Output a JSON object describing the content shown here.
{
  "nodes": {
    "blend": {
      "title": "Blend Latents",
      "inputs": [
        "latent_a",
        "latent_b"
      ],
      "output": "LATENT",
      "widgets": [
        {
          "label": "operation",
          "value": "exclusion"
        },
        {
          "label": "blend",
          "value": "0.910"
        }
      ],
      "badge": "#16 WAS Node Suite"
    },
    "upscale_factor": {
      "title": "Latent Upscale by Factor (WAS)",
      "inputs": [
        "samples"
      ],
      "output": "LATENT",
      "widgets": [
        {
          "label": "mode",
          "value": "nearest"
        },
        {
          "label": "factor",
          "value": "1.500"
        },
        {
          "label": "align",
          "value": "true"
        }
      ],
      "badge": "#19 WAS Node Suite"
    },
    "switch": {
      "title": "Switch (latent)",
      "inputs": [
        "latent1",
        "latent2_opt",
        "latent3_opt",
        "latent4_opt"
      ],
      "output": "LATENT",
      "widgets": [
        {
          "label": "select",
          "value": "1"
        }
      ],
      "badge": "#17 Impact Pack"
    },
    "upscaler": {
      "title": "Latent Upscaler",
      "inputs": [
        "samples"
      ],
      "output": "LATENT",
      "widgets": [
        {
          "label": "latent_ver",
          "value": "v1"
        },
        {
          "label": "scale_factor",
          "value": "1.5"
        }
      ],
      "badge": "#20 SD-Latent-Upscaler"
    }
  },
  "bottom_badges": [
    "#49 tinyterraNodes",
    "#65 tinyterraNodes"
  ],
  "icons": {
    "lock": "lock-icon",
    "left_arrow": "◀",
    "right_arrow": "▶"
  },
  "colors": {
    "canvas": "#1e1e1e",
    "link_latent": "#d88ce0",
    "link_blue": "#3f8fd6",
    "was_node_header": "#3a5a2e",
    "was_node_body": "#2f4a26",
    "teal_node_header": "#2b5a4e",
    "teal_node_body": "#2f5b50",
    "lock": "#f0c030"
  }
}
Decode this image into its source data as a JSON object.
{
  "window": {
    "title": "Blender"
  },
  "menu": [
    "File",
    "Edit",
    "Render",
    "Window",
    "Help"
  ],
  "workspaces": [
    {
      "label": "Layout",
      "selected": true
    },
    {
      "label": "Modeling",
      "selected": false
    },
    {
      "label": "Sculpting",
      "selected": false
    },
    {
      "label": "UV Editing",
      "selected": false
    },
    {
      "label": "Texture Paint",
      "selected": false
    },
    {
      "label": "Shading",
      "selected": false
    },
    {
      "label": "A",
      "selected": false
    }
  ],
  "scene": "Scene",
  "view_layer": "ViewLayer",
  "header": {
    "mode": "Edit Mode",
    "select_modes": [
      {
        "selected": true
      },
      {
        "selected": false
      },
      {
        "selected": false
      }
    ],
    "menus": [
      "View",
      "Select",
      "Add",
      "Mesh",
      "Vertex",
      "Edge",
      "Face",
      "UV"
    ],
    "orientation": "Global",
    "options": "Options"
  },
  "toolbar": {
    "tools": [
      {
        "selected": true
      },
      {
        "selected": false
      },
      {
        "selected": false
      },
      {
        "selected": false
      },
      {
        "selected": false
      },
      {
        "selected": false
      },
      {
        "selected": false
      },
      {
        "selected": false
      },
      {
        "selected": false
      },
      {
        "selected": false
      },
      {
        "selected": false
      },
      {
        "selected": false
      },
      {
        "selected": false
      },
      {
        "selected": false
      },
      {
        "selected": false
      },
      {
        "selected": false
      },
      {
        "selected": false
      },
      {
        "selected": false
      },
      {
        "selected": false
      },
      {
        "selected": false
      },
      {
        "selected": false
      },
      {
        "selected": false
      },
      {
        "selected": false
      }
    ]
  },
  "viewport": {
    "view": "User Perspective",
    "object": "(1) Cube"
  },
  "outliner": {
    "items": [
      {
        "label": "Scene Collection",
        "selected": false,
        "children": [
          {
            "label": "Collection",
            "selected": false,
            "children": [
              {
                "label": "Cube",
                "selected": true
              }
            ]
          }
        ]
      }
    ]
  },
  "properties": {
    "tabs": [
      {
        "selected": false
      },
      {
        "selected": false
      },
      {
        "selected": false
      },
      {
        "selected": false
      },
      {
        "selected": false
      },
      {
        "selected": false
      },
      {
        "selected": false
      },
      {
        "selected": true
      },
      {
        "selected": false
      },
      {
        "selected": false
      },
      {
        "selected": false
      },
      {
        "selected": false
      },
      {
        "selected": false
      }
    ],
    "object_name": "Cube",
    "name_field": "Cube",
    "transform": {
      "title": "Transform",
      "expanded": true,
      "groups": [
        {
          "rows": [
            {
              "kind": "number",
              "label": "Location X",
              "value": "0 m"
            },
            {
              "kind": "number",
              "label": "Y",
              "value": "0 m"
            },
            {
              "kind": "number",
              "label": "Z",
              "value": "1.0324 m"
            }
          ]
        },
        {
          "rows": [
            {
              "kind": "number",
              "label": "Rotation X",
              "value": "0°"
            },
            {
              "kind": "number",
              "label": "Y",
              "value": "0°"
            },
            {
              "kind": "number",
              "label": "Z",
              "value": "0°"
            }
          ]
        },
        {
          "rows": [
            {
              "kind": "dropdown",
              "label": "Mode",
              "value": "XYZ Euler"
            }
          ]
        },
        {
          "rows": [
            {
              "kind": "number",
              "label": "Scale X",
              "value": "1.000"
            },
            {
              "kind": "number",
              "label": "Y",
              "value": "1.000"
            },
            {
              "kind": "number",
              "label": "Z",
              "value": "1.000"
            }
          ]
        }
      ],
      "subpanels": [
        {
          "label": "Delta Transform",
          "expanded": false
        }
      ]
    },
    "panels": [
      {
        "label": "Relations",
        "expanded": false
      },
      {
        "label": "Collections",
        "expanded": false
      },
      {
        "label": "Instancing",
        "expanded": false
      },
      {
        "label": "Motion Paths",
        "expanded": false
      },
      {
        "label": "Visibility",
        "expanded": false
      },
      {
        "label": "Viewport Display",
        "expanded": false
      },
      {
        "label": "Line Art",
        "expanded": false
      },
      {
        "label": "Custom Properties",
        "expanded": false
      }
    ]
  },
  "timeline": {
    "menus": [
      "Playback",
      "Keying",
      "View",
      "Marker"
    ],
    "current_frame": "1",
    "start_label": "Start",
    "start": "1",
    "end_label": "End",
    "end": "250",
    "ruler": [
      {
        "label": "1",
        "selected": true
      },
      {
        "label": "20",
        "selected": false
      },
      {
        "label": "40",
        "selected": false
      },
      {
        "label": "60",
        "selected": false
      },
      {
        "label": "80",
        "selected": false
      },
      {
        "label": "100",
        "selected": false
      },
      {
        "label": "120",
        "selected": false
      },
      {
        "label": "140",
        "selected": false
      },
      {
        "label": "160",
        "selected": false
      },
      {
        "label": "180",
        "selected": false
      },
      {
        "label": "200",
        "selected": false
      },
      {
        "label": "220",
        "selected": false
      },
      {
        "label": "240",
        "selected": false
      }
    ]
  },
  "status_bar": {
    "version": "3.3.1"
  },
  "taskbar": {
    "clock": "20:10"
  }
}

----------------

Write out all the records above again, exactly as they stand.

Output a JSON object describing the content shown here.
{
  "nodes": {
    "blend": {
      "title": "Blend Latents",
      "inputs": [
        "latent_a",
        "latent_b"
      ],
      "output": "LATENT",
      "widgets": [
        {
          "label": "operation",
          "value": "exclusion"
        },
        {
          "label": "blend",
          "value": "0.910"
        }
      ],
      "badge": "#16 WAS Node Suite"
    },
    "upscale_factor": {
      "title": "Latent Upscale by Factor (WAS)",
      "inputs": [
        "samples"
      ],
      "output": "LATENT",
      "widgets": [
        {
          "label": "mode",
          "value": "nearest"
        },
        {
          "label": "factor",
          "value": "1.500"
        },
        {
          "label": "align",
          "value": "true"
        }
      ],
      "badge": "#19 WAS Node Suite"
    },
    "switch": {
      "title": "Switch (latent)",
      "inputs": [
        "latent1",
        "latent2_opt",
        "latent3_opt",
        "latent4_opt"
      ],
      "output": "LATENT",
      "widgets": [
        {
          "label": "select",
          "value": "1"
        }
      ],
      "badge": "#17 Impact Pack"
    },
    "upscaler": {
      "title": "Latent Upscaler",
      "inputs": [
        "samples"
      ],
      "output": "LATENT",
      "widgets": [
        {
          "label": "latent_ver",
          "value": "v1"
        },
        {
          "label": "scale_factor",
          "value": "1.5"
        }
      ],
      "badge": "#20 SD-Latent-Upscaler"
    }
  },
  "bottom_badges": [
    "#49 tinyterraNodes",
    "#65 tinyterraNodes"
  ],
  "icons": {
    "lock": "lock-icon",
    "left_arrow": "◀",
    "right_arrow": "▶"
  },
  "colors": {
    "canvas": "#1e1e1e",
    "link_latent": "#d88ce0",
    "link_blue": "#3f8fd6",
    "was_node_header": "#3a5a2e",
    "was_node_body": "#2f4a26",
    "teal_node_header": "#2b5a4e",
    "teal_node_body": "#2f5b50",
    "lock": "#f0c030"
  }
}
Decode this image into its source data as a JSON object.
{
  "window": {
    "title": "Blender"
  },
  "menu": [
    "File",
    "Edit",
    "Render",
    "Window",
    "Help"
  ],
  "workspaces": [
    {
      "label": "Layout",
      "selected": true
    },
    {
      "label": "Modeling",
      "selected": false
    },
    {
      "label": "Sculpting",
      "selected": false
    },
    {
      "label": "UV Editing",
      "selected": false
    },
    {
      "label": "Texture Paint",
      "selected": false
    },
    {
      "label": "Shading",
      "selected": false
    },
    {
      "label": "A",
      "selected": false
    }
  ],
  "scene": "Scene",
  "view_layer": "ViewLayer",
  "header": {
    "mode": "Edit Mode",
    "select_modes": [
      {
        "selected": true
      },
      {
        "selected": false
      },
      {
        "selected": false
      }
    ],
    "menus": [
      "View",
      "Select",
      "Add",
      "Mesh",
      "Vertex",
      "Edge",
      "Face",
      "UV"
    ],
    "orientation": "Global",
    "options": "Options"
  },
  "toolbar": {
    "tools": [
      {
        "selected": true
      },
      {
        "selected": false
      },
      {
        "selected": false
      },
      {
        "selected": false
      },
      {
        "selected": false
      },
      {
        "selected": false
      },
      {
        "selected": false
      },
      {
        "selected": false
      },
      {
        "selected": false
      },
      {
        "selected": false
      },
      {
        "selected": false
      },
      {
        "selected": false
      },
      {
        "selected": false
      },
      {
        "selected": false
      },
      {
        "selected": false
      },
      {
        "selected": false
      },
      {
        "selected": false
      },
      {
        "selected": false
      },
      {
        "selected": false
      },
      {
        "selected": false
      },
      {
        "selected": false
      },
      {
        "selected": false
      },
      {
        "selected": false
      }
    ]
  },
  "viewport": {
    "view": "User Perspective",
    "object": "(1) Cube"
  },
  "outliner": {
    "items": [
      {
        "label": "Scene Collection",
        "selected": false,
        "children": [
          {
            "label": "Collection",
            "selected": false,
            "children": [
              {
                "label": "Cube",
                "selected": true
              }
            ]
          }
        ]
      }
    ]
  },
  "properties": {
    "tabs": [
      {
        "selected": false
      },
      {
        "selected": false
      },
      {
        "selected": false
      },
      {
        "selected": false
      },
      {
        "selected": false
      },
      {
        "selected": false
      },
      {
        "selected": false
      },
      {
        "selected": true
      },
      {
        "selected": false
      },
      {
        "selected": false
      },
      {
        "selected": false
      },
      {
        "selected": false
      },
      {
        "selected": false
      }
    ],
    "object_name": "Cube",
    "name_field": "Cube",
    "transform": {
      "title": "Transform",
      "expanded": true,
      "groups": [
        {
          "rows": [
            {
              "kind": "number",
              "label": "Location X",
              "value": "0 m"
            },
            {
              "kind": "number",
              "label": "Y",
              "value": "0 m"
            },
            {
              "kind": "number",
              "label": "Z",
              "value": "1.0324 m"
            }
          ]
        },
        {
          "rows": [
            {
              "kind": "number",
              "label": "Rotation X",
              "value": "0°"
            },
            {
              "kind": "number",
              "label": "Y",
              "value": "0°"
            },
            {
              "kind": "number",
              "label": "Z",
              "value": "0°"
            }
          ]
        },
        {
          "rows": [
            {
              "kind": "dropdown",
              "label": "Mode",
              "value": "XYZ Euler"
            }
          ]
        },
        {
          "rows": [
            {
              "kind": "number",
              "label": "Scale X",
              "value": "1.000"
            },
            {
              "kind": "number",
              "label": "Y",
              "value": "1.000"
            },
            {
              "kind": "number",
              "label": "Z",
              "value": "1.000"
            }
          ]
        }
      ],
      "subpanels": [
        {
          "label": "Delta Transform",
          "expanded": false
        }
      ]
    },
    "panels": [
      {
        "label": "Relations",
        "expanded": false
      },
      {
        "label": "Collections",
        "expanded": false
      },
      {
        "label": "Instancing",
        "expanded": false
      },
      {
        "label": "Motion Paths",
        "expanded": false
      },
      {
        "label": "Visibility",
        "expanded": false
      },
      {
        "label": "Viewport Display",
        "expanded": false
      },
      {
        "label": "Line Art",
        "expanded": false
      },
      {
        "label": "Custom Properties",
        "expanded": false
      }
    ]
  },
  "timeline": {
    "menus": [
      "Playback",
      "Keying",
      "View",
      "Marker"
    ],
    "current_frame": "1",
    "start_label": "Start",
    "start": "1",
    "end_label": "End",
    "end": "250",
    "ruler": [
      {
        "label": "1",
        "selected": true
      },
      {
        "label": "20",
        "selected": false
      },
      {
        "label": "40",
        "selected": false
      },
      {
        "label": "60",
        "selected": false
      },
      {
        "label": "80",
        "selected": false
      },
      {
        "label": "100",
        "selected": false
      },
      {
        "label": "120",
        "selected": false
      },
      {
        "label": "140",
        "selected": false
      },
      {
        "label": "160",
        "selected": false
      },
      {
        "label": "180",
        "selected": false
      },
      {
        "label": "200",
        "selected": false
      },
      {
        "label": "220",
        "selected": false
      },
      {
        "label": "240",
        "selected": false
      }
    ]
  },
  "status_bar": {
    "version": "3.3.1"
  },
  "taskbar": {
    "clock": "20:10"
  }
}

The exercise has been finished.